Eu estava descendo a escadaria do Museu d’Art Contemporani d’Eivissa, 31 graus batendo na cabeça, quando o telefone tocou. Fonte do próprio concurso, direto de São Paulo, falando alto para vencer o barulho da Paulista. Vocês não fazem ideia do tamanho da confusão que fecharam ali na quinta. Vinte e sete mulheres correndo na avenida mais fotografada do país, de maiô e tênis, para abrir oficialmente o Miss Bumbum Brasil 2026.
A corrida serve de largada da votação popular, que já está no ar no site do concurso. São 27 candidatas, uma para cada estado e mais o Distrito Federal. Até aí, o de sempre. A novidade veio depois, e demorei uns segundos para acreditar.
Todas as 27 vão para a final de outubro, em São Paulo. Todas. Antes, o concurso peneirava: as quinze mais votadas subiam no palco e o resto ia para casa com a foto da Paulista e um contrato de nada. Cacau Oliver, jornalista que criou isso em 2011, diz que quer que cada uma conte a própria história até o fim. Tradução prática: mais gente mobilizando seguidor durante três meses.

Agora o que ninguém falou comigo por telefone e eu fui atrás. Em julho, a organização anunciou um encontro de sósias na corrida, mulheres parecidas com Virginia Fonseca e Kim Kardashian, com faixa e tudo. Sumiu do comunicado desta semana. E tem a briga de números: o material de julho dizia 15ª edição, o desta semana diz 14ª. Alguém aí não sabe contar a própria história.

Tarefas
1. Copie do texto sobre o Miss Bumbum Brasil o trecho entre "A corrida serve" e "durante três meses.", incluindo os dois.
2. Liste todas as pessoas citadas pelo nome no texto sobre o Miss Bumbum Brasil.

Linhas de dados

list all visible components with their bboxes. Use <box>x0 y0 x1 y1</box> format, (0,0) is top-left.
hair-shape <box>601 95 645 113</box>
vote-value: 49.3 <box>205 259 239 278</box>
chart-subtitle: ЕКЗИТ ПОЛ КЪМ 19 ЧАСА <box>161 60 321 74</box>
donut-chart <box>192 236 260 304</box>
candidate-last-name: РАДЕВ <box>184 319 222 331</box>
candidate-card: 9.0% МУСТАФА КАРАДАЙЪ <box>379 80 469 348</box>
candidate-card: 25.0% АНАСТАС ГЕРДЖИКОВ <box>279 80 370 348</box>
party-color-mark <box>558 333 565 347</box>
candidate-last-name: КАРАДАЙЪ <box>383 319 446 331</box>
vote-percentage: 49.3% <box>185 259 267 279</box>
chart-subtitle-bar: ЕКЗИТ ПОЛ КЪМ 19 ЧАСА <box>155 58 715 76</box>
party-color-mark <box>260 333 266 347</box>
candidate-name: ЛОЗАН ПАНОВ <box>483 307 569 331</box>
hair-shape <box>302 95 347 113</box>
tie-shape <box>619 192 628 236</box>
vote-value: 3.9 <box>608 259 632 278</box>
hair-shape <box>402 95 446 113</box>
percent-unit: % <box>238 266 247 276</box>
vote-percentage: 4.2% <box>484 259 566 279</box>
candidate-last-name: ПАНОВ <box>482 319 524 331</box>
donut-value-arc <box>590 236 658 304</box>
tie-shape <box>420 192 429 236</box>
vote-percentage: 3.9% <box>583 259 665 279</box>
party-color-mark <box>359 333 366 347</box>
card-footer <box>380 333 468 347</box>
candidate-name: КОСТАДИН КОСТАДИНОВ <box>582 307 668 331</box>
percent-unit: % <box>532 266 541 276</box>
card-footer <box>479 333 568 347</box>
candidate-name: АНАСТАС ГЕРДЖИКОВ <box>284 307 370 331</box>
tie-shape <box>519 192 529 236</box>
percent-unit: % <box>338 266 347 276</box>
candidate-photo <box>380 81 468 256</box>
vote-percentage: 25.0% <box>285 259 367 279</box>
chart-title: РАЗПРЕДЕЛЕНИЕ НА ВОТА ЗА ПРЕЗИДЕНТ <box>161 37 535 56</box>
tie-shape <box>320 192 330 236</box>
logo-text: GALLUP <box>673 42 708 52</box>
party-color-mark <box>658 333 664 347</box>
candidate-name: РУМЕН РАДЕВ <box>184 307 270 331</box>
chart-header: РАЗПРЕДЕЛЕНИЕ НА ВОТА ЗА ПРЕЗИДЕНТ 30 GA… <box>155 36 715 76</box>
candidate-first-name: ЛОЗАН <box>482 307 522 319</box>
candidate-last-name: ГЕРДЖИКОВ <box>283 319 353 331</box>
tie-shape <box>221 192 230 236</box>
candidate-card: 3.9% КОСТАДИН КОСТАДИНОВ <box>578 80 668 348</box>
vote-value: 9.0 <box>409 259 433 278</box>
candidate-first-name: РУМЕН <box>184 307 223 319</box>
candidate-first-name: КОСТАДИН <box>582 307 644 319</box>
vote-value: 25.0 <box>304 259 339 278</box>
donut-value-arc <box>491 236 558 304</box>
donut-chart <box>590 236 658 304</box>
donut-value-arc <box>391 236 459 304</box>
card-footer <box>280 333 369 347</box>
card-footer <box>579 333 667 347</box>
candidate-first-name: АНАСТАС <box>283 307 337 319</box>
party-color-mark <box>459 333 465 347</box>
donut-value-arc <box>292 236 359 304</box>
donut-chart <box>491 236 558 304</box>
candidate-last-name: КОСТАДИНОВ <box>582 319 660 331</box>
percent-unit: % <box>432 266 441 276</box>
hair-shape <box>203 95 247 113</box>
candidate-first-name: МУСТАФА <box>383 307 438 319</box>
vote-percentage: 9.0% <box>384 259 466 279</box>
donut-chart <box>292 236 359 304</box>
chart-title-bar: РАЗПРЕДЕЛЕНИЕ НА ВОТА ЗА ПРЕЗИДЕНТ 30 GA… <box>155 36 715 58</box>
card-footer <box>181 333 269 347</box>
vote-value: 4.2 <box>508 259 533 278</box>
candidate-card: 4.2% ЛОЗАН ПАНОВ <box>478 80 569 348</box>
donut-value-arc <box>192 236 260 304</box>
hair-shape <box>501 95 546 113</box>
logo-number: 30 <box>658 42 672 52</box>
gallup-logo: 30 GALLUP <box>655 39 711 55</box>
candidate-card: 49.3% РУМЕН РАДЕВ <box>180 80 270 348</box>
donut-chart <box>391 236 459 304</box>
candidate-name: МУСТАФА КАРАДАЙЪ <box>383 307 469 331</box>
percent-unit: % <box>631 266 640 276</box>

Respostas por tarefa
1.
A corrida serve de largada da votação popular, que já está no ar no site do concurso. São 27 candidatas, uma para cada estado e mais o Distrito Federal. Até aí, o de sempre. A novidade veio depois, e demorei uns segundos para acreditar.
Todas as 27 vão para a final de outubro, em São Paulo. Todas. Antes, o concurso peneirava: as quinze mais votadas subiam no palco e o resto ia para casa com a foto da Paulista e um contrato de nada. Cacau Oliver, jornalista que criou isso em 2011, diz que quer que cada uma conte a própria história até o fim. Tradução prática: mais gente mobilizando seguidor durante três meses.

2.
Cacau Oliver
Virginia Fonseca
Kim Kardashian